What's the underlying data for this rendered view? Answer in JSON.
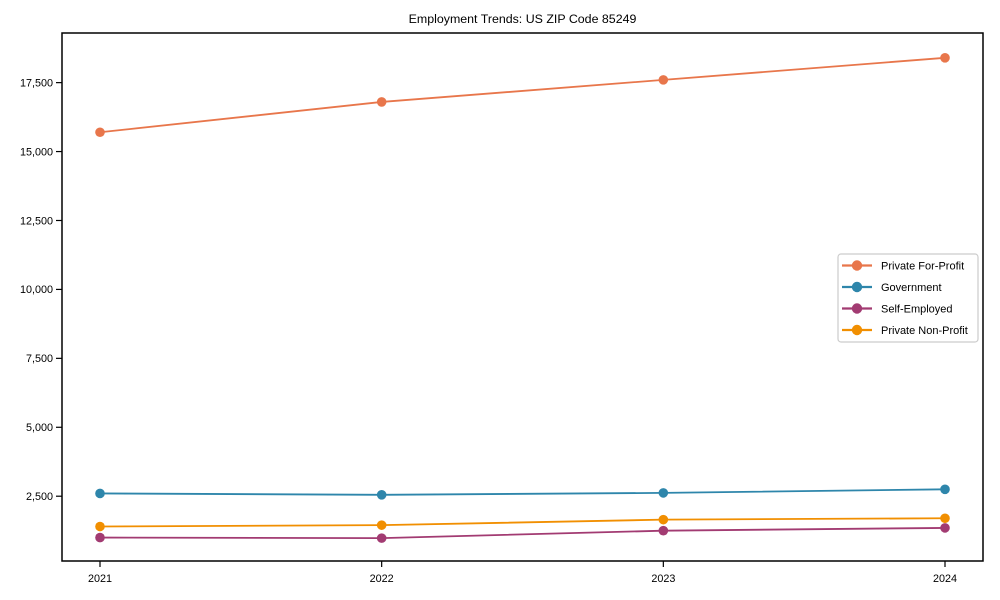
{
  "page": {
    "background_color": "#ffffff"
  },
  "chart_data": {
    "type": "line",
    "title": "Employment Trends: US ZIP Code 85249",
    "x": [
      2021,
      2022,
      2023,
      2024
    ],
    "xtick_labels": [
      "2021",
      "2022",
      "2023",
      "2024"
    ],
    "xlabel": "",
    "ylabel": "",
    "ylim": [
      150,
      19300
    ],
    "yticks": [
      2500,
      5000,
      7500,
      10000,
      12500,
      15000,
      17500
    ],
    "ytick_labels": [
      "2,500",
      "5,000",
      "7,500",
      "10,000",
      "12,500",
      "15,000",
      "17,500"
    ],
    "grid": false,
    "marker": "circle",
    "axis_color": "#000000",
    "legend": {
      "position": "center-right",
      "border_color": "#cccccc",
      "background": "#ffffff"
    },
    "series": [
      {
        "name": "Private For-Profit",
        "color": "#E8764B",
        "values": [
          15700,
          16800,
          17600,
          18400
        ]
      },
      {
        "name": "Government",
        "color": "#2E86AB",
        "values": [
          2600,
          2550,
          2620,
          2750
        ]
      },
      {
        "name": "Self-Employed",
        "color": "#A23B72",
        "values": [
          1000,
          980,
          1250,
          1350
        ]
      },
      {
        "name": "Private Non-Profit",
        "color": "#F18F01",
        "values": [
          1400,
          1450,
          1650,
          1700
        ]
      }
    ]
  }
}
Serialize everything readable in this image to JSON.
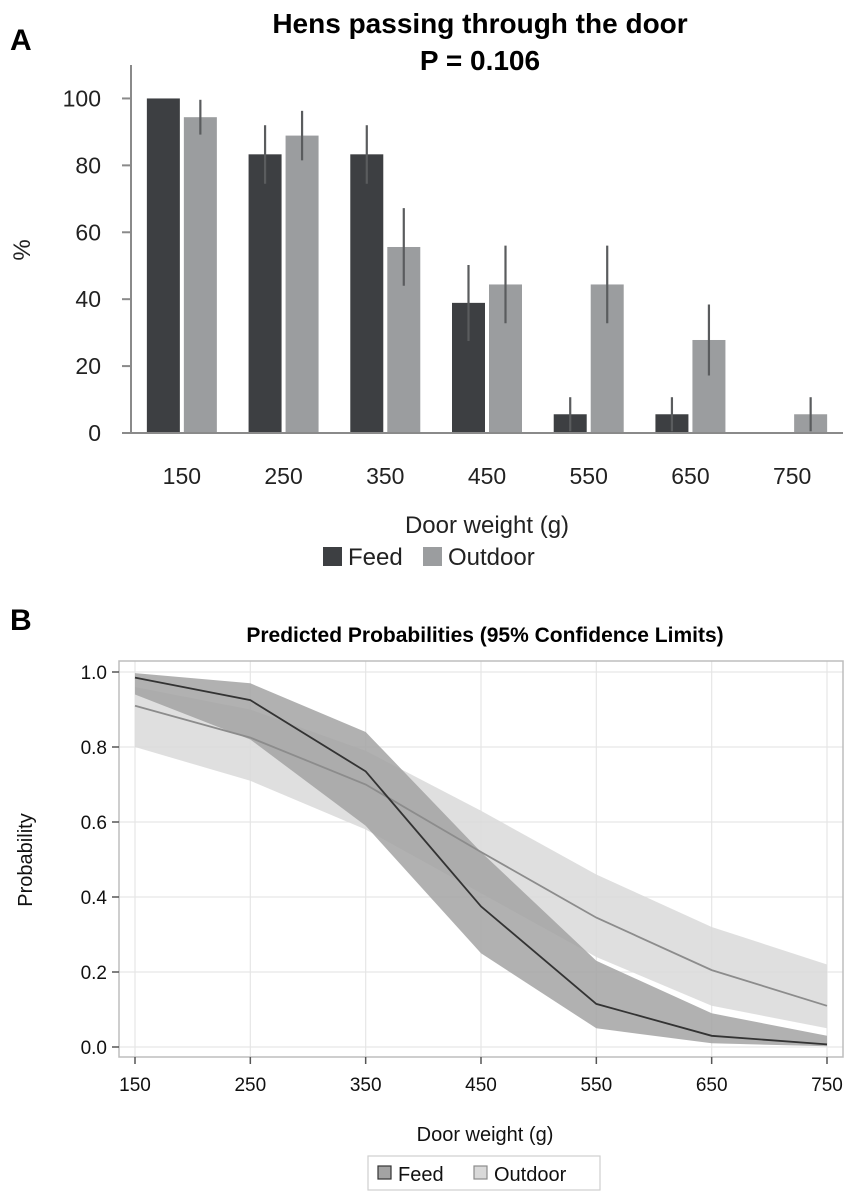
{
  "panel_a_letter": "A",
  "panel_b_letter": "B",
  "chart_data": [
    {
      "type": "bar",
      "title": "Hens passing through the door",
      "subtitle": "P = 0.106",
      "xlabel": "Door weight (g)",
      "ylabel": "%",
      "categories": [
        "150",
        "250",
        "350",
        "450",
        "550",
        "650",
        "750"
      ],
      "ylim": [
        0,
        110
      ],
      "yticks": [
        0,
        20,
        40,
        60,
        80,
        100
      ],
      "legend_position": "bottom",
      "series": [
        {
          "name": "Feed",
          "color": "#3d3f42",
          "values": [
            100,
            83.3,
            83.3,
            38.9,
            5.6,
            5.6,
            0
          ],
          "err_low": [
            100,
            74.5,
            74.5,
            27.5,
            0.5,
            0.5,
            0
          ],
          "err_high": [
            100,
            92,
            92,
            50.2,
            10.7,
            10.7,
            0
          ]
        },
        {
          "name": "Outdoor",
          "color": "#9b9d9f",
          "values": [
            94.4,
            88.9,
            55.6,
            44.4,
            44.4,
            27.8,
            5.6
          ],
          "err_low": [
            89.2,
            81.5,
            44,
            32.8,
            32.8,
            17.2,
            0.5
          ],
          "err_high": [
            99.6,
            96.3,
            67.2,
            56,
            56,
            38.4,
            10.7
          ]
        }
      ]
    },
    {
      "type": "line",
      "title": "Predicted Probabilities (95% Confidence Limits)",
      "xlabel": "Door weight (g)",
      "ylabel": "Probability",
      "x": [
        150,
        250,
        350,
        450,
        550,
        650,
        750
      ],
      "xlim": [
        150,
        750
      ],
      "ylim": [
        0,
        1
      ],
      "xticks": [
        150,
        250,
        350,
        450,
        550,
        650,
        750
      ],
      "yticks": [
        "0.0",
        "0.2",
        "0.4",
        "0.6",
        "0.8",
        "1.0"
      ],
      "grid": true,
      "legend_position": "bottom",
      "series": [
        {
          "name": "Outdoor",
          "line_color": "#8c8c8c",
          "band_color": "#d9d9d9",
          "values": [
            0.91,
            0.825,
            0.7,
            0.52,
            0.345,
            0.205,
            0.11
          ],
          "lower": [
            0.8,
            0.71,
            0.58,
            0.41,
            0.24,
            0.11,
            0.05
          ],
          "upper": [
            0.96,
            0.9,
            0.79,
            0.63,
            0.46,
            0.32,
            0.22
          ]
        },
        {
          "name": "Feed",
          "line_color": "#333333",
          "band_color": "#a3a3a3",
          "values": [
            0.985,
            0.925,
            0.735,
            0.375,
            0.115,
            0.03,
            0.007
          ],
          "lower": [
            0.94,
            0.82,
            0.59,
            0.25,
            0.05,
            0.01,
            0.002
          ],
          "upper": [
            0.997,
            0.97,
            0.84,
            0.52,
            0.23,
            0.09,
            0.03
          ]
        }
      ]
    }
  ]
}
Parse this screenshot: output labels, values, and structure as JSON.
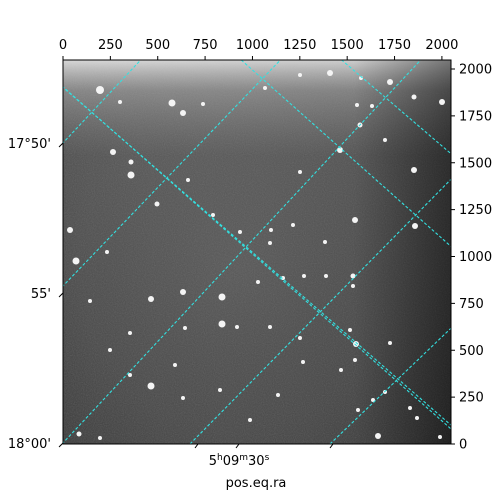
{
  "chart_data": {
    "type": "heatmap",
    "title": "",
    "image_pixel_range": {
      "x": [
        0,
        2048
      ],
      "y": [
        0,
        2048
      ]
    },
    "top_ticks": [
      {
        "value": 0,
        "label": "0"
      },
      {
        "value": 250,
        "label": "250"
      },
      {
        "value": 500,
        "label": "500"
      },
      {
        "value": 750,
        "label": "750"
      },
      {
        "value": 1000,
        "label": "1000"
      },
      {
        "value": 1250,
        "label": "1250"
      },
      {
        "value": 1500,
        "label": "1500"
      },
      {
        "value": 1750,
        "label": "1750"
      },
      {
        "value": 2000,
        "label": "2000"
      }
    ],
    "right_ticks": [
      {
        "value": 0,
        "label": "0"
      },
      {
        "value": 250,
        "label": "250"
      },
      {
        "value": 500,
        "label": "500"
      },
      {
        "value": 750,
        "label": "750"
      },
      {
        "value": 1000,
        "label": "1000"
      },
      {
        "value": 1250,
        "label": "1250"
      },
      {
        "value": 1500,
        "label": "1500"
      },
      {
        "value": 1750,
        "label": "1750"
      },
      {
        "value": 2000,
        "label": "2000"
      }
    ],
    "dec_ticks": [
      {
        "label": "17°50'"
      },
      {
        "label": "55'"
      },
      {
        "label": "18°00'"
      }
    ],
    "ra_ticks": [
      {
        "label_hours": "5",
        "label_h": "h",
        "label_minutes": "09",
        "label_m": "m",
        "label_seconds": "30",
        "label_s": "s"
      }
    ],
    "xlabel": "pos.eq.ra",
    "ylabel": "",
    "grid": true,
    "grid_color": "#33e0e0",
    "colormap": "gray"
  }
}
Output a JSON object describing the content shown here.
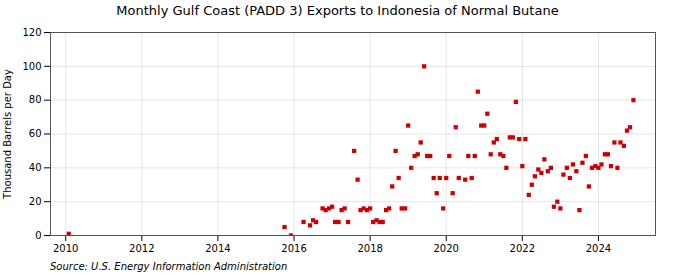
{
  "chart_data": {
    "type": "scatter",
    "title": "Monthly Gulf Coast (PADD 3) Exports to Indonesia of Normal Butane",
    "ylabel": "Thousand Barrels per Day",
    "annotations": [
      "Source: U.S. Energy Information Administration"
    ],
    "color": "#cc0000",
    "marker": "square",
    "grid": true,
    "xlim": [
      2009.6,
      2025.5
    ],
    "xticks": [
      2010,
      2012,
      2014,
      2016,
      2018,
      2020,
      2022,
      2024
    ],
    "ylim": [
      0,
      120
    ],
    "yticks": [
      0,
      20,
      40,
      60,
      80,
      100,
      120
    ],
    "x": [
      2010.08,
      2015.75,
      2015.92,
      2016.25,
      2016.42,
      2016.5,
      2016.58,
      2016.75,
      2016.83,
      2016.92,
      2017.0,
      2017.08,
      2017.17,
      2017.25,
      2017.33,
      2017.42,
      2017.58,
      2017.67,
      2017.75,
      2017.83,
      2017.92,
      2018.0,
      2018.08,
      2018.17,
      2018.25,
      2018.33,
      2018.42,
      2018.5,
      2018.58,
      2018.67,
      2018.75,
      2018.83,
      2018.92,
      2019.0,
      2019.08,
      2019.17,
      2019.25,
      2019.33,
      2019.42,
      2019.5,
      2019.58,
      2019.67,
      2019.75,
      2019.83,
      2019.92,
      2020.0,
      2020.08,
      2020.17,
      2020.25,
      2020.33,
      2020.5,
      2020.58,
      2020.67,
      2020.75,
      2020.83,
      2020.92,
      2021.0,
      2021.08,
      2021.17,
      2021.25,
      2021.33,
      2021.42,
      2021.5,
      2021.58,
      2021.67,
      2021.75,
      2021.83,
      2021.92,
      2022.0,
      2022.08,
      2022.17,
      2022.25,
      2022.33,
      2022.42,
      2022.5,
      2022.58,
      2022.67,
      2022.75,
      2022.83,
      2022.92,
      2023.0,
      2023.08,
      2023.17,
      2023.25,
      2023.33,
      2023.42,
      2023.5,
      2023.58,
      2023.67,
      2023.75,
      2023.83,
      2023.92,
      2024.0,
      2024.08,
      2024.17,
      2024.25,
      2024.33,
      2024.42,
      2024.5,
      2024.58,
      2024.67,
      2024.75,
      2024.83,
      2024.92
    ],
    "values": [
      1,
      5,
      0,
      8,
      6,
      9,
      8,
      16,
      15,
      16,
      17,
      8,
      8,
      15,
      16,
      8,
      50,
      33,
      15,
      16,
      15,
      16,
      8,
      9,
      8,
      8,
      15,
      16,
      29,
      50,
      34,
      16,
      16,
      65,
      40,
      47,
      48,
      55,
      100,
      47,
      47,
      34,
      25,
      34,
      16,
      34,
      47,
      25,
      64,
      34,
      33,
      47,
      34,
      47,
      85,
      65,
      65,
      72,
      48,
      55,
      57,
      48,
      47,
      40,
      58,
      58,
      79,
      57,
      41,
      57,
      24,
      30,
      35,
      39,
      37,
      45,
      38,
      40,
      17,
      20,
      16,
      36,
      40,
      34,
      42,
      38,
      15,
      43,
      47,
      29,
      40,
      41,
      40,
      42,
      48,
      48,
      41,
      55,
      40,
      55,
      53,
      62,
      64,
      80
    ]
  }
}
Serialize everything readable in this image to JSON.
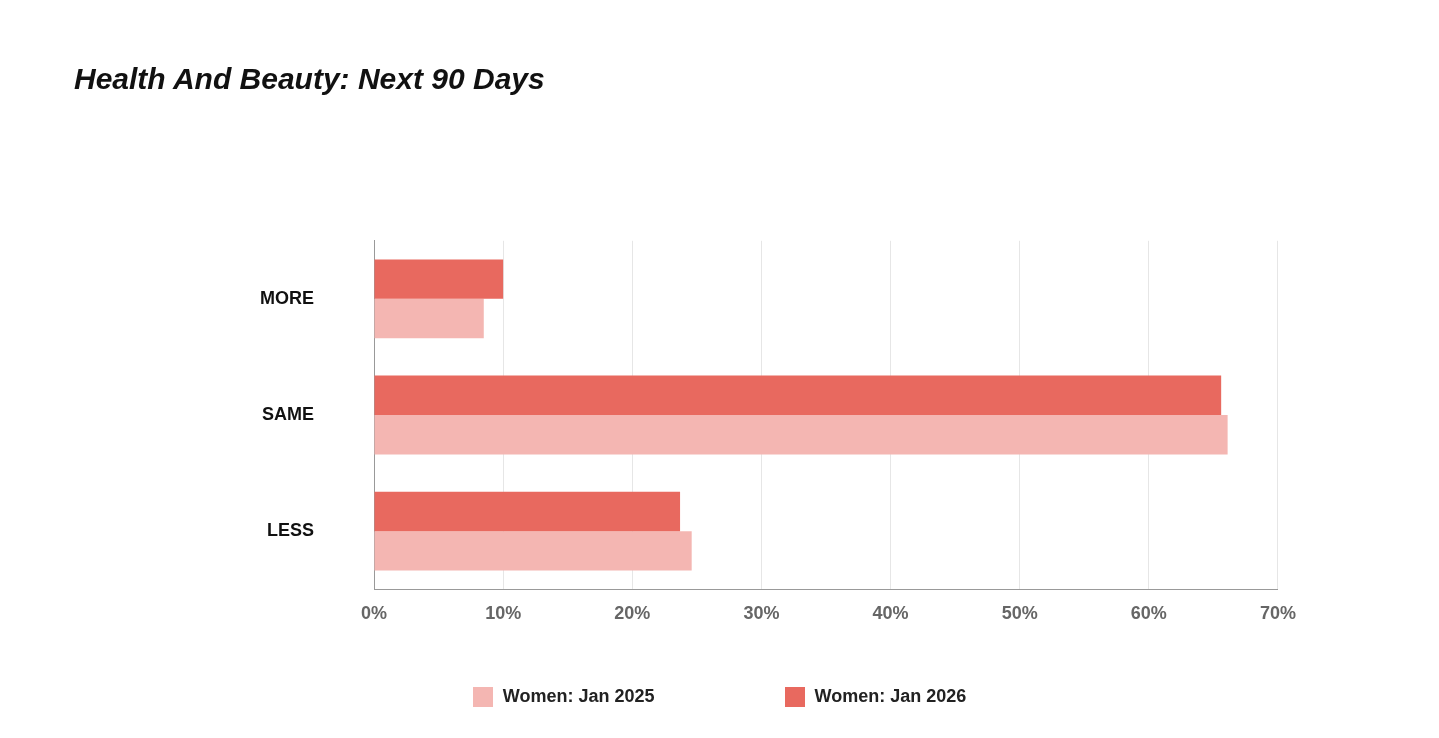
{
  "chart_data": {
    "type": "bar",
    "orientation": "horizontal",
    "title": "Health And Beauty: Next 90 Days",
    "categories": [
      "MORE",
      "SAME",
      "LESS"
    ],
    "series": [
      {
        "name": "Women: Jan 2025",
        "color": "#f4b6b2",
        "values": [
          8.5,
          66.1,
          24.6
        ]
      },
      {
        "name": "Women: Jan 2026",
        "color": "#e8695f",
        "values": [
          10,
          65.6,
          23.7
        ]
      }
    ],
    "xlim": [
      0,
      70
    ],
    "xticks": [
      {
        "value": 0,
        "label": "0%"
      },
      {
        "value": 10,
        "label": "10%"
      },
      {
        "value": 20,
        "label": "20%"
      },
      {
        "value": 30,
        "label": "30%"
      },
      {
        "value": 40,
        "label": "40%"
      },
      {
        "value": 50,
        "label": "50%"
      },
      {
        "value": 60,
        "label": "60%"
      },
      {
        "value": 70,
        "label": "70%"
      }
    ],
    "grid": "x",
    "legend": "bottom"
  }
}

--

### Problem details
Each line above that holds the string "this" should be copied and shown.

### Result below
What's the underlying data for this rendered view? Answer in JSON.
Serialize everything readable in this image to JSON.
Parse this screenshot: output labels, values, and structure as JSON.
Serialize everything readable in this image to JSON.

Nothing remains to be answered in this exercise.